[Instructions for the task]:
Repeat the material exactly, every line of it.

Dataset items:
** begin **
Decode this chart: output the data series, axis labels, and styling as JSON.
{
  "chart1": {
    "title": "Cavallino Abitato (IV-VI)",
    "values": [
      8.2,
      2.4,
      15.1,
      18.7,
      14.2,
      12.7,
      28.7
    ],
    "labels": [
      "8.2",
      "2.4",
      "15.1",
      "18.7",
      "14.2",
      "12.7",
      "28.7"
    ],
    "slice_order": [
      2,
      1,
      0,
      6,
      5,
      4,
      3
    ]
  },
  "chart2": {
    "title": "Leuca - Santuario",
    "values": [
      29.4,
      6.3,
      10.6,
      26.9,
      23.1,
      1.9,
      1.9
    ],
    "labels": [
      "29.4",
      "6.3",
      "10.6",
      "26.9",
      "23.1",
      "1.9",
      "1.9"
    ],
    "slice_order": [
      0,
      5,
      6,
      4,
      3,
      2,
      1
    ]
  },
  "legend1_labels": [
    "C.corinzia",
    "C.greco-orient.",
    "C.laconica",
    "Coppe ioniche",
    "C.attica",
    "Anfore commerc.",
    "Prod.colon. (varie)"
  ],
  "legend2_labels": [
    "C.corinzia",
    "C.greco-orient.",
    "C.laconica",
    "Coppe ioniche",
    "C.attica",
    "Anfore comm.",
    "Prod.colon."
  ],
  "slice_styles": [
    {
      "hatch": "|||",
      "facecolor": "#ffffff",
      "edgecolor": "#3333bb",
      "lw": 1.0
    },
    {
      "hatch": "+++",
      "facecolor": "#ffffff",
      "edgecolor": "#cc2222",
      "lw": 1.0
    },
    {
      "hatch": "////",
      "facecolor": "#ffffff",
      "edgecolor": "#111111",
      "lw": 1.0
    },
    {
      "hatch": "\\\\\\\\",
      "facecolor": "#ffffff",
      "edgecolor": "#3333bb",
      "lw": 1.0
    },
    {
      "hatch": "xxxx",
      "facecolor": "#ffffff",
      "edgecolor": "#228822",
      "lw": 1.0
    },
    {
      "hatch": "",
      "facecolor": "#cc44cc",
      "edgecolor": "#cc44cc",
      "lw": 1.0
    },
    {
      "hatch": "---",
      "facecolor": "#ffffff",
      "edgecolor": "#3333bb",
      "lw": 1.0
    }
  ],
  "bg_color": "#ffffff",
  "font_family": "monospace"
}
** end **
[Answer in full]:
Decode this chart: output the data series, axis labels, and styling as JSON.
{
  "chart1": {
    "title": "Cavallino Abitato (IV-VI)",
    "values": [
      8.2,
      2.4,
      15.1,
      18.7,
      14.2,
      12.7,
      28.7
    ],
    "labels": [
      "8.2",
      "2.4",
      "15.1",
      "18.7",
      "14.2",
      "12.7",
      "28.7"
    ],
    "slice_order": [
      2,
      1,
      0,
      6,
      5,
      4,
      3
    ]
  },
  "chart2": {
    "title": "Leuca - Santuario",
    "values": [
      29.4,
      6.3,
      10.6,
      26.9,
      23.1,
      1.9,
      1.9
    ],
    "labels": [
      "29.4",
      "6.3",
      "10.6",
      "26.9",
      "23.1",
      "1.9",
      "1.9"
    ],
    "slice_order": [
      0,
      5,
      6,
      4,
      3,
      2,
      1
    ]
  },
  "legend1_labels": [
    "C.corinzia",
    "C.greco-orient.",
    "C.laconica",
    "Coppe ioniche",
    "C.attica",
    "Anfore commerc.",
    "Prod.colon. (varie)"
  ],
  "legend2_labels": [
    "C.corinzia",
    "C.greco-orient.",
    "C.laconica",
    "Coppe ioniche",
    "C.attica",
    "Anfore comm.",
    "Prod.colon."
  ],
  "slice_styles": [
    {
      "hatch": "|||",
      "facecolor": "#ffffff",
      "edgecolor": "#3333bb",
      "lw": 1.0
    },
    {
      "hatch": "+++",
      "facecolor": "#ffffff",
      "edgecolor": "#cc2222",
      "lw": 1.0
    },
    {
      "hatch": "////",
      "facecolor": "#ffffff",
      "edgecolor": "#111111",
      "lw": 1.0
    },
    {
      "hatch": "\\\\\\\\",
      "facecolor": "#ffffff",
      "edgecolor": "#3333bb",
      "lw": 1.0
    },
    {
      "hatch": "xxxx",
      "facecolor": "#ffffff",
      "edgecolor": "#228822",
      "lw": 1.0
    },
    {
      "hatch": "",
      "facecolor": "#cc44cc",
      "edgecolor": "#cc44cc",
      "lw": 1.0
    },
    {
      "hatch": "---",
      "facecolor": "#ffffff",
      "edgecolor": "#3333bb",
      "lw": 1.0
    }
  ],
  "bg_color": "#ffffff",
  "font_family": "monospace"
}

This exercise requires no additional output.